Written problem >>
Look for "content" in the listing below. Gather each line that contains it.

──────

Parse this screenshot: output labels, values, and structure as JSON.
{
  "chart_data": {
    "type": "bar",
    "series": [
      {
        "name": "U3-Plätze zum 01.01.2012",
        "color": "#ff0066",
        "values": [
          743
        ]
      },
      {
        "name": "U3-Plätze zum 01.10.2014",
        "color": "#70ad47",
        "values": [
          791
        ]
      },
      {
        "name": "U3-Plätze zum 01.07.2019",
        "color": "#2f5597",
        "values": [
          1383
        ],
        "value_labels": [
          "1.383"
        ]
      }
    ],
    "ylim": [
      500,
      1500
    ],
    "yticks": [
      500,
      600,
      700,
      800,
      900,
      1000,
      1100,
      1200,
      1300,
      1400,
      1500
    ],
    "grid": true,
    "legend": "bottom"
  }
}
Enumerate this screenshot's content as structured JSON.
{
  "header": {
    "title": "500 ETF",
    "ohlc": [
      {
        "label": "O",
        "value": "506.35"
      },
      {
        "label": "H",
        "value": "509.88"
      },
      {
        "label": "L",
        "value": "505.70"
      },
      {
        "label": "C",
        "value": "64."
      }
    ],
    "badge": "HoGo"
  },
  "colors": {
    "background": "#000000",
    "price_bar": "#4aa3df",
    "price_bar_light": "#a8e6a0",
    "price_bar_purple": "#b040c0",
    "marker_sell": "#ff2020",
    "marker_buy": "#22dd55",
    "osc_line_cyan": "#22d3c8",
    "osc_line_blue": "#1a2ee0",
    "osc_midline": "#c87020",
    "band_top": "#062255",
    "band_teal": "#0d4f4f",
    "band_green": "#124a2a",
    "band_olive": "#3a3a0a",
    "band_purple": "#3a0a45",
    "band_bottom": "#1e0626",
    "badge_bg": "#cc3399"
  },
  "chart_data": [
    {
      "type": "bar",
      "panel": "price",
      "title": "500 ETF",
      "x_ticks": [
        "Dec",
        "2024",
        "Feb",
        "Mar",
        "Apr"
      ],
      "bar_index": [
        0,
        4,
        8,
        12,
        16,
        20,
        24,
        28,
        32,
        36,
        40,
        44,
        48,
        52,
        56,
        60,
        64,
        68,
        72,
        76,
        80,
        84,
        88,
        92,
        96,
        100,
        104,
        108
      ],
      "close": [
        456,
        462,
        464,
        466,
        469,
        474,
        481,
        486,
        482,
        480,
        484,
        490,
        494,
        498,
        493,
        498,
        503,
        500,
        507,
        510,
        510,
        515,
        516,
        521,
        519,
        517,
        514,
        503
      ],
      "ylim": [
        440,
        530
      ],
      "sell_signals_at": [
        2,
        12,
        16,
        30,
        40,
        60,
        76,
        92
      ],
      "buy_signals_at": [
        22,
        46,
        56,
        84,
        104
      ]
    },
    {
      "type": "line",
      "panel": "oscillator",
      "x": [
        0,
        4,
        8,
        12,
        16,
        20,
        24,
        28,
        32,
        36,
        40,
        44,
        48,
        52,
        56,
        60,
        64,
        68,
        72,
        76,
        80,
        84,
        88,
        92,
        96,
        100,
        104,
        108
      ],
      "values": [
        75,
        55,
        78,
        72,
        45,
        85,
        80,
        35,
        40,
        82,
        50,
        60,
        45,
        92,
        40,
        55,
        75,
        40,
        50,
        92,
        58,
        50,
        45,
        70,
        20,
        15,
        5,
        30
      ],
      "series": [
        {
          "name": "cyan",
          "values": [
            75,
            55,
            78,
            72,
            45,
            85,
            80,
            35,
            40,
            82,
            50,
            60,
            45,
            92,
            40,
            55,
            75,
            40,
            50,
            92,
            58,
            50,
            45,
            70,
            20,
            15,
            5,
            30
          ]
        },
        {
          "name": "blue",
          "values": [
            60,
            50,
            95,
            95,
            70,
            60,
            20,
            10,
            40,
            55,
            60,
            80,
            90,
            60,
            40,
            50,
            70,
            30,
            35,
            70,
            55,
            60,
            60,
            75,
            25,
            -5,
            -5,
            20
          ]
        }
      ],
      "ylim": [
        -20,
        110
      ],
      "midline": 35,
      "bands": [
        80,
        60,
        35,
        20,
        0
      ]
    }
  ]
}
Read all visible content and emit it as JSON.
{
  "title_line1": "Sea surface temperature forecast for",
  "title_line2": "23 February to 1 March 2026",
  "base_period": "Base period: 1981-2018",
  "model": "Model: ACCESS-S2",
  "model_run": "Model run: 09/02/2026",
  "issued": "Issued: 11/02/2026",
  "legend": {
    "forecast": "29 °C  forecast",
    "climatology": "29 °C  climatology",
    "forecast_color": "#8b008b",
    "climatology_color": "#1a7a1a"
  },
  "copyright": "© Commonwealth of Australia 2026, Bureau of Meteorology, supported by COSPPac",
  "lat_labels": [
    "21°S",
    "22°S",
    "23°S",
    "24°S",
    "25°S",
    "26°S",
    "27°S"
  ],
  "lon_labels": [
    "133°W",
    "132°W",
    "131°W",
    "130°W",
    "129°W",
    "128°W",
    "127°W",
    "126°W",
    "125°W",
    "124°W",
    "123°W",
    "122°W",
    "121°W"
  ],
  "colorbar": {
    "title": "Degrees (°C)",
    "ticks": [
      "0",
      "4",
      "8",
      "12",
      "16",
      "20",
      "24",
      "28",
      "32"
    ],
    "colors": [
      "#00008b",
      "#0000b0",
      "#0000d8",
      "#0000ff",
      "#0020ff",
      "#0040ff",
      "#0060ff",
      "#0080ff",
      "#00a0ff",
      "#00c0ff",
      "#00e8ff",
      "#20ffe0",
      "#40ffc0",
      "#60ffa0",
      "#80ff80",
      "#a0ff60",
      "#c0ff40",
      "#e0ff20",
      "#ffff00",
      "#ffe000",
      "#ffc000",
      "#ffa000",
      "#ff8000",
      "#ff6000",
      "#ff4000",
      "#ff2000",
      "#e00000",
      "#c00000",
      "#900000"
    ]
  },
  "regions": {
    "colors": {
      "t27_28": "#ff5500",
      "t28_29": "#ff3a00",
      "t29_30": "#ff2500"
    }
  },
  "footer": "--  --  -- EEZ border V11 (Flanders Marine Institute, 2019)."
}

──────

Written solution >>
Enumerate this screenshot's content as structured JSON.
Read all visible content and emit it as JSON.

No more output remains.